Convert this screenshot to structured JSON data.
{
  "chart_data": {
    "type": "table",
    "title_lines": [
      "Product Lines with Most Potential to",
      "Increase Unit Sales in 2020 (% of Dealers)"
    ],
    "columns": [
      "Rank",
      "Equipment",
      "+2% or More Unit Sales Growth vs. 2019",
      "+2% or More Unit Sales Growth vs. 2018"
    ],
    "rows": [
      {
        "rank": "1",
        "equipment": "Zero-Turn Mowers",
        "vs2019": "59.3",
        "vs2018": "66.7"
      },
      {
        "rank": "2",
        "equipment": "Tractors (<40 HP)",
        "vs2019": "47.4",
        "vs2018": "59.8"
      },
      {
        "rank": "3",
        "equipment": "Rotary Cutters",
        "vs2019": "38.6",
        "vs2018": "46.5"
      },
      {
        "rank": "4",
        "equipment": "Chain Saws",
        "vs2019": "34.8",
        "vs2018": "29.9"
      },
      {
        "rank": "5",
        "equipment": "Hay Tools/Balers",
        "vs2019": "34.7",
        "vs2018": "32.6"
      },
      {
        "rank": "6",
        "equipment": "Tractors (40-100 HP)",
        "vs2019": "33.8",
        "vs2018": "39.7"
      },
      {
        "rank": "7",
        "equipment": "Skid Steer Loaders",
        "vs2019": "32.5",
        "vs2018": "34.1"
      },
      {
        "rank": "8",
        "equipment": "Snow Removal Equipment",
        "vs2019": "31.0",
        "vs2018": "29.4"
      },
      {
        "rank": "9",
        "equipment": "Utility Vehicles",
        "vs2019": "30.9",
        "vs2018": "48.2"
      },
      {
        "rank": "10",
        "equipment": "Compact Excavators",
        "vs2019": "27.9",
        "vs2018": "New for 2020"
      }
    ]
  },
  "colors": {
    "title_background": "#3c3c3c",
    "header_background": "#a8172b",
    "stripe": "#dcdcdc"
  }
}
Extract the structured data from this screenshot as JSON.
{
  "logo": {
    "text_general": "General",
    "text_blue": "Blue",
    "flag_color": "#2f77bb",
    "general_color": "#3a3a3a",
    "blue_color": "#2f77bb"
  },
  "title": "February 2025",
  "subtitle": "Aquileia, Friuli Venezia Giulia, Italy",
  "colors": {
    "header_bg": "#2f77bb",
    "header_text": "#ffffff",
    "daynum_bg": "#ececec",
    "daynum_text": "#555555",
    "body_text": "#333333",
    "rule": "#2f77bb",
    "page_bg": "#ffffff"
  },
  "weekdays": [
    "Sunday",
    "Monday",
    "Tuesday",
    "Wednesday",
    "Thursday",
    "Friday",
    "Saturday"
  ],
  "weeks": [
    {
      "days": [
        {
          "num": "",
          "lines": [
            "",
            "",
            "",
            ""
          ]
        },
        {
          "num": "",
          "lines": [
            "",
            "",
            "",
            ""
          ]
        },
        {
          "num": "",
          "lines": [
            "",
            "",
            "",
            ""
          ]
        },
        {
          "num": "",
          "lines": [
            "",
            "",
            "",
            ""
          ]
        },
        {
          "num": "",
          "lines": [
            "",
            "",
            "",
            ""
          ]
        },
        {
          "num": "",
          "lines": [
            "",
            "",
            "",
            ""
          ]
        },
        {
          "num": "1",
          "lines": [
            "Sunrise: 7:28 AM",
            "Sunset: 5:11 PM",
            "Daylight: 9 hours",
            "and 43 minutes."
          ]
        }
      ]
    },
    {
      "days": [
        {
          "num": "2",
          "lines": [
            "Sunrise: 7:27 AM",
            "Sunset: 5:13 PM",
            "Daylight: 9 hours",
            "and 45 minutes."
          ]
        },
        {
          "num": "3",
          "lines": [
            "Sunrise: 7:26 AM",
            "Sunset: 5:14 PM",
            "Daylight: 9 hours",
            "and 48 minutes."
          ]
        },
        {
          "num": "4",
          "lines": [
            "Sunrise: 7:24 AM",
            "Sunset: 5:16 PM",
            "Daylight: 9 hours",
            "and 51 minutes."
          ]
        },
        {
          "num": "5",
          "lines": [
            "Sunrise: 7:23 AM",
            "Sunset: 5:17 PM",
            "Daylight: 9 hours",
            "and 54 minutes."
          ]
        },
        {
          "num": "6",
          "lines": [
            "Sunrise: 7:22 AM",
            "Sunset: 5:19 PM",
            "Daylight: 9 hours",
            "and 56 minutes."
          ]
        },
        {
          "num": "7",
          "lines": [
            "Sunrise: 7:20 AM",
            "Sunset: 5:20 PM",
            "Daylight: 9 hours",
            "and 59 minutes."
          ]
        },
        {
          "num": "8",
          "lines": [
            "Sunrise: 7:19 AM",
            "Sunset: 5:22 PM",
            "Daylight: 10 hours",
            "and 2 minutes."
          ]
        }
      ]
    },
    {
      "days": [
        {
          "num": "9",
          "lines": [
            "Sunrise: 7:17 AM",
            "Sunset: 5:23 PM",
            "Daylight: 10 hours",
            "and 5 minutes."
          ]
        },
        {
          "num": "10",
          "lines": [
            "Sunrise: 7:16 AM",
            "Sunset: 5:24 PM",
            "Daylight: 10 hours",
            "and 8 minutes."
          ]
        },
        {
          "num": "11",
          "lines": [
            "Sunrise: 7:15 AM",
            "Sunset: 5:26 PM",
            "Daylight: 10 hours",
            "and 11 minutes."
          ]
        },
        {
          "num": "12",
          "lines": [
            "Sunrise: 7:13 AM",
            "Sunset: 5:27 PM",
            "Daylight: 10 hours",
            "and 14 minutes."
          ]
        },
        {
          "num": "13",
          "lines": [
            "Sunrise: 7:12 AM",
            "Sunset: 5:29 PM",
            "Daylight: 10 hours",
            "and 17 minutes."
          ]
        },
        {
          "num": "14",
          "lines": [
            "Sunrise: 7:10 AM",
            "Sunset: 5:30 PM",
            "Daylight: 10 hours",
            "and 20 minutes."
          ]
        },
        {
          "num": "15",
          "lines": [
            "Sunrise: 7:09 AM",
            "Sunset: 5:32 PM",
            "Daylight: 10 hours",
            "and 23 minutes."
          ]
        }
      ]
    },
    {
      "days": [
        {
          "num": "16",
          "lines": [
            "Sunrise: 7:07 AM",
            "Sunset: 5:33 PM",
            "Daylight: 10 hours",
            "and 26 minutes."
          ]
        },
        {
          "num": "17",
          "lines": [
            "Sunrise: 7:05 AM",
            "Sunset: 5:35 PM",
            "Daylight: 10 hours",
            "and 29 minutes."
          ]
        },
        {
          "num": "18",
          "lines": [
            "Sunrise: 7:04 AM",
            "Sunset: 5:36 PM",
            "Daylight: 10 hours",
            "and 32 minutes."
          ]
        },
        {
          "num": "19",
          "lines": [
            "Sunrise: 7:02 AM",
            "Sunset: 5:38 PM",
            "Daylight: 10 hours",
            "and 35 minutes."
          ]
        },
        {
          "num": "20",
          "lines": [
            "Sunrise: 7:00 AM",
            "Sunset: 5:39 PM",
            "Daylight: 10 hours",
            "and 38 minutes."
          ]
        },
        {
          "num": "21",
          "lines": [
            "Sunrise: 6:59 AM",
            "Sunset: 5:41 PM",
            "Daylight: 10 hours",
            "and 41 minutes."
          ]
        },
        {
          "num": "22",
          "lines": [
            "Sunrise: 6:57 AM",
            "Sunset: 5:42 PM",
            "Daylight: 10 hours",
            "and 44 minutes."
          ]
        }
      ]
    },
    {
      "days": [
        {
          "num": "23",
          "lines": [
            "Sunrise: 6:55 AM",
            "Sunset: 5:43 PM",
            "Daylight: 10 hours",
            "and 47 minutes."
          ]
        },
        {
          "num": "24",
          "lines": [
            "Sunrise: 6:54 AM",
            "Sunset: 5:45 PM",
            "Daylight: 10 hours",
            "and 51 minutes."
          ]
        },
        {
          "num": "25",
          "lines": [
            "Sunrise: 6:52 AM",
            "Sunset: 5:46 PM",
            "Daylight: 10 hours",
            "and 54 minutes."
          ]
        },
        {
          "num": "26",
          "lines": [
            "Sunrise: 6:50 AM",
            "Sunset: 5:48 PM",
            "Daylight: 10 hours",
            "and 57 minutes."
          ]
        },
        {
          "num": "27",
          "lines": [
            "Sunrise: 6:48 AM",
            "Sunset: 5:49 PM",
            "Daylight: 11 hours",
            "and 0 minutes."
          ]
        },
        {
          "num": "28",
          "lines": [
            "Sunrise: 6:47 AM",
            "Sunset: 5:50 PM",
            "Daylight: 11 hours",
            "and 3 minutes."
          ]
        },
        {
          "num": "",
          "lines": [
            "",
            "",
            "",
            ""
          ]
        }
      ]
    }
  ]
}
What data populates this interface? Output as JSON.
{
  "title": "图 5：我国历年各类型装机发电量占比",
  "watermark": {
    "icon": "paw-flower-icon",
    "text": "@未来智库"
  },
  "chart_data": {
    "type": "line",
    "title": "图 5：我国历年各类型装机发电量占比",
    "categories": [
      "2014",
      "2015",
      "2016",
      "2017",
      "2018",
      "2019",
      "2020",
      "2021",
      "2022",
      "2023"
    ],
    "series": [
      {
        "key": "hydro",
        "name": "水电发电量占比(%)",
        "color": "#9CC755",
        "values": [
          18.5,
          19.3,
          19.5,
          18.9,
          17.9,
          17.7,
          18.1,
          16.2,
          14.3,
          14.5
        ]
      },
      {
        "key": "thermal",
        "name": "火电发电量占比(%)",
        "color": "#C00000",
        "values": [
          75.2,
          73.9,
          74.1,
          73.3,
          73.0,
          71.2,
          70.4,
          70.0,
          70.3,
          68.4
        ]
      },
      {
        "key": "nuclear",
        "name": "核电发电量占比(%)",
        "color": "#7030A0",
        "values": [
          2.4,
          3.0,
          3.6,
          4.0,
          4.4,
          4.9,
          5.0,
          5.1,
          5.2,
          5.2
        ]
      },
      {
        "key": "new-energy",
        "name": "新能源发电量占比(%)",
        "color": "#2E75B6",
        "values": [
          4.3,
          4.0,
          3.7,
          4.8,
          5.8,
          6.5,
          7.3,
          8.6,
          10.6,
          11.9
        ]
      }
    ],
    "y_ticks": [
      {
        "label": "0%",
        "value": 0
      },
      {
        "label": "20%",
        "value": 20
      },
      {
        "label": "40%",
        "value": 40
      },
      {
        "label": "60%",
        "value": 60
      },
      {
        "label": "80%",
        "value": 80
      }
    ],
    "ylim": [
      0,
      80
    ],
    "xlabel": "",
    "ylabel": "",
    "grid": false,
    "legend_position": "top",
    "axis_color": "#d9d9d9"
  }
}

************

Set task: Give the number of lines in the listing above that contain "JSON", and nothing else.

Result of the task: 3